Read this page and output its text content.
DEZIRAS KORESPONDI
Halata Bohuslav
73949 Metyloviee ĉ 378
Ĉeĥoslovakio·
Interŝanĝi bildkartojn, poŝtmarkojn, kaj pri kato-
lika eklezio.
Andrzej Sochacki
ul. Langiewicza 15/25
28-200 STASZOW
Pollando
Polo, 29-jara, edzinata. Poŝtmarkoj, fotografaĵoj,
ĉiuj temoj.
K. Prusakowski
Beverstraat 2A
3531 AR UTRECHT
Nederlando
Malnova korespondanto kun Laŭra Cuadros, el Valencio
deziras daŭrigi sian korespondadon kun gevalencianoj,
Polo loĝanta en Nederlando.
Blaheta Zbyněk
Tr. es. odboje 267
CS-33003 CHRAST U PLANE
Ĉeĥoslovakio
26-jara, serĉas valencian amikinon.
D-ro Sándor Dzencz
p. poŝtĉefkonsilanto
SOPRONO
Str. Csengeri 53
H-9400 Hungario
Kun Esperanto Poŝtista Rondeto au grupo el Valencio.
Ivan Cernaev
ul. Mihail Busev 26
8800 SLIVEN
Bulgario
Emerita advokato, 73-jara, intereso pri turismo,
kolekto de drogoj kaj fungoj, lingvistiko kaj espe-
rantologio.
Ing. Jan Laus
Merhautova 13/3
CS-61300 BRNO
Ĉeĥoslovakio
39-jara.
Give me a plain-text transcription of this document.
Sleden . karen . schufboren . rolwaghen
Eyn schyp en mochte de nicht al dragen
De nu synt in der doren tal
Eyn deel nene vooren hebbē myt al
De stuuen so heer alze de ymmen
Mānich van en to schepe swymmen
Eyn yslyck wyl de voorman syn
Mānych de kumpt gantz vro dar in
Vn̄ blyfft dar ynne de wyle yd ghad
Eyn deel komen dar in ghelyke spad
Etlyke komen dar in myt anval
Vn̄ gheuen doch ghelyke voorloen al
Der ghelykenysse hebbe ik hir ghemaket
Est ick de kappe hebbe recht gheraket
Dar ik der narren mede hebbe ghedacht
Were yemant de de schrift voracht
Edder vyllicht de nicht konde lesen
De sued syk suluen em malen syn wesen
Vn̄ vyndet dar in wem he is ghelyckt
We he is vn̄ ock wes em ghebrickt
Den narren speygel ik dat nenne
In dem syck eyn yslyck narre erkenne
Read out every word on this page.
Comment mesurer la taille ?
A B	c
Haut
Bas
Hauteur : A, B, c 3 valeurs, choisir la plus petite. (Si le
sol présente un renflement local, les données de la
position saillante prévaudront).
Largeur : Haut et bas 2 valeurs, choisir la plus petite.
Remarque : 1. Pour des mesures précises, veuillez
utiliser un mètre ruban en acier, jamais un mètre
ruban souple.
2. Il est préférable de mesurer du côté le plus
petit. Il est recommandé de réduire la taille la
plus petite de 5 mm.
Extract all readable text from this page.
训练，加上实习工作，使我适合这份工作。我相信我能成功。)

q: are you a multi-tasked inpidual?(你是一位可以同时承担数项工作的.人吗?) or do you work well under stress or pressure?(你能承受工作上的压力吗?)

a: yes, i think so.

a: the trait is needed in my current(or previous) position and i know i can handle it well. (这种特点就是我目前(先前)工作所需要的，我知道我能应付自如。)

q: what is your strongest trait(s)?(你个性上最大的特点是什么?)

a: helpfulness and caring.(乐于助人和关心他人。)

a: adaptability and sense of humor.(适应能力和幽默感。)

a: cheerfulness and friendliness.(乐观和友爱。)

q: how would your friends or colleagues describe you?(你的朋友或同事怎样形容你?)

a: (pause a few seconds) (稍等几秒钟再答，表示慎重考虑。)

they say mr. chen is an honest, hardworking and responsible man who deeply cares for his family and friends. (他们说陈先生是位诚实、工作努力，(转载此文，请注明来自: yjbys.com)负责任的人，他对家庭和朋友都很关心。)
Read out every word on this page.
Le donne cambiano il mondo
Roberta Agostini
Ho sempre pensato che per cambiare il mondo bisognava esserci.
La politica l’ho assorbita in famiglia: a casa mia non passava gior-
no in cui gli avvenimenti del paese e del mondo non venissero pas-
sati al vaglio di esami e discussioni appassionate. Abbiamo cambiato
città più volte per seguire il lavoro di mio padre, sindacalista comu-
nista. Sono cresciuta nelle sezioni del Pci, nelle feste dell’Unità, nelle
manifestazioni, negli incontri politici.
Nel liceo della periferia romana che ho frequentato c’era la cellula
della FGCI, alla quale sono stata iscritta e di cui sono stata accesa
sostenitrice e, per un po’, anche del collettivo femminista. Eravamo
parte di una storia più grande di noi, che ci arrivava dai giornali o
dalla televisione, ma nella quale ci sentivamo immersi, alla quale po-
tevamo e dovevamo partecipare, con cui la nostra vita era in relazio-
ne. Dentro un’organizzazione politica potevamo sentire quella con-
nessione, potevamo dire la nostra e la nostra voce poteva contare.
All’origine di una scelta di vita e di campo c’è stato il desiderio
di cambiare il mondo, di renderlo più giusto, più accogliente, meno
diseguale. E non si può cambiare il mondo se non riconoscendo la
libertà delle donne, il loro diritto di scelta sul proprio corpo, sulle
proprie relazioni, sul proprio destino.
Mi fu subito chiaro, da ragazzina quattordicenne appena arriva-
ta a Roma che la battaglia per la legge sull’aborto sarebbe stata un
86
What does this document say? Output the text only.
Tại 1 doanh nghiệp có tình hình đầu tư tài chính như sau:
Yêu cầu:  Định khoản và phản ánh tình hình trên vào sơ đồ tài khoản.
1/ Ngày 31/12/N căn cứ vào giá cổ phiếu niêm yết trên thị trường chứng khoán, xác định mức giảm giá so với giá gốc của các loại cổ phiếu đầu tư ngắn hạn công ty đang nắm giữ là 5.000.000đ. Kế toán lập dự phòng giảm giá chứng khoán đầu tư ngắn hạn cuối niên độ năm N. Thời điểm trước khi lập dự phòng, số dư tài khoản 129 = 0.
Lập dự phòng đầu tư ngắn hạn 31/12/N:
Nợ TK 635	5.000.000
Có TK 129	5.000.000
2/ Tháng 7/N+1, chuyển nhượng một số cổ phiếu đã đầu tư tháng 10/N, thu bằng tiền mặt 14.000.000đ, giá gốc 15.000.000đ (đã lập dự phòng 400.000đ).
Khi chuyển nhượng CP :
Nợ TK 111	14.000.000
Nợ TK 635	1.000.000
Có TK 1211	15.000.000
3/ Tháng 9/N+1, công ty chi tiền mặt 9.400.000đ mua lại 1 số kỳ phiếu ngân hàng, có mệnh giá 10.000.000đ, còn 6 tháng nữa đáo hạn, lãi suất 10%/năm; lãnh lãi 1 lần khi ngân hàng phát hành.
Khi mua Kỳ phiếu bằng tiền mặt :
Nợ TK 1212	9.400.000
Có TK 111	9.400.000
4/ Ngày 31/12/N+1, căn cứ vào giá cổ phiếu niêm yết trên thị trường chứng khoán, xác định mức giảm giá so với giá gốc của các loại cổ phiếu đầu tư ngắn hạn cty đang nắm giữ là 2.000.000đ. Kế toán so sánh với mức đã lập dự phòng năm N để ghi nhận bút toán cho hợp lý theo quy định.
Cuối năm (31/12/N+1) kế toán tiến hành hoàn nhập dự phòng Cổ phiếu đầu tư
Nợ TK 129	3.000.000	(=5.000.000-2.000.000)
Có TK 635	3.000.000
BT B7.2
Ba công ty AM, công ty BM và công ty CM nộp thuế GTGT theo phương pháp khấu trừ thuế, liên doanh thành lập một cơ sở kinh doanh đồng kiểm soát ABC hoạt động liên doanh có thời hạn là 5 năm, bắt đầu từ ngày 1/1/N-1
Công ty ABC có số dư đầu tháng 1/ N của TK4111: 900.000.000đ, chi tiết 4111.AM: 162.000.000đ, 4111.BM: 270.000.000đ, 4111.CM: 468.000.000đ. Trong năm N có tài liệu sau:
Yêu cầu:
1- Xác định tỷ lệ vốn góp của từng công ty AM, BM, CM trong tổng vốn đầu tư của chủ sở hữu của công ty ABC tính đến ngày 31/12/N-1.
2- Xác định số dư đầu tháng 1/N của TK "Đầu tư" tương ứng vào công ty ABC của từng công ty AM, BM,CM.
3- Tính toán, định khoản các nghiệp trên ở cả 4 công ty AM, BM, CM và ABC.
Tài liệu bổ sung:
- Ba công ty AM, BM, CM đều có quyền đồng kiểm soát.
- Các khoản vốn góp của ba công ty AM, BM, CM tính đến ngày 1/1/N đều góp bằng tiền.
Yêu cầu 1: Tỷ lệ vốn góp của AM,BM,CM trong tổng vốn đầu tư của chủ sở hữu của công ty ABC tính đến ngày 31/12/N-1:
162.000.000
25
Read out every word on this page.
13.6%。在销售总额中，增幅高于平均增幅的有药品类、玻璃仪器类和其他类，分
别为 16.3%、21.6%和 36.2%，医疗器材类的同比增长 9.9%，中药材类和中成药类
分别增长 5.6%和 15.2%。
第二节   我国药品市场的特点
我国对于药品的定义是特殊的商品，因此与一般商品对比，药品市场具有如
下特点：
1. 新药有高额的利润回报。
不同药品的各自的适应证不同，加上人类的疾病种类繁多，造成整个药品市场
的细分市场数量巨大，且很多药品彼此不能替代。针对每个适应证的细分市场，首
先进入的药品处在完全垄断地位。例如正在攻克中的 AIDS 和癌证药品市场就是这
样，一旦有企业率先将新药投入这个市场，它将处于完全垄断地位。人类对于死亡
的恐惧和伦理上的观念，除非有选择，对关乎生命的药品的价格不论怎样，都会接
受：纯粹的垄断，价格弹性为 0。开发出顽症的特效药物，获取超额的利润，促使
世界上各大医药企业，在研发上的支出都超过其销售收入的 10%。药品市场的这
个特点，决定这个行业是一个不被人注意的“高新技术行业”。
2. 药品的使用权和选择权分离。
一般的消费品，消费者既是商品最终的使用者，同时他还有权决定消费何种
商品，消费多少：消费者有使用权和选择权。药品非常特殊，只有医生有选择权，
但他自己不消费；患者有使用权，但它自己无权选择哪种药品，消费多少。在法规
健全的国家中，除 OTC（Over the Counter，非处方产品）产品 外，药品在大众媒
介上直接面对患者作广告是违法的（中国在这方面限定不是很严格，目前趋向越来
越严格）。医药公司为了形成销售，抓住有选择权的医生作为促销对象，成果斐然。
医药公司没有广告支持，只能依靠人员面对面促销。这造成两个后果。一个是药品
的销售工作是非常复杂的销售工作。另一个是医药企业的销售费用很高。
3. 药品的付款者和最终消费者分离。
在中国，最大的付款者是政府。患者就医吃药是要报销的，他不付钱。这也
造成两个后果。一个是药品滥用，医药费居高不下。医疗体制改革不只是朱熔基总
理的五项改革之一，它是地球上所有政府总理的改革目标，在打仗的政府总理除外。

+++

▶ GOAL
Find all lines with "stata" in them and copy each one.

▶ WORKED ANSWER
della FGCI, alla quale sono stata iscritta e di cui sono stata accesa
ta a Roma che la battaglia per la legge sull’aborto sarebbe stata un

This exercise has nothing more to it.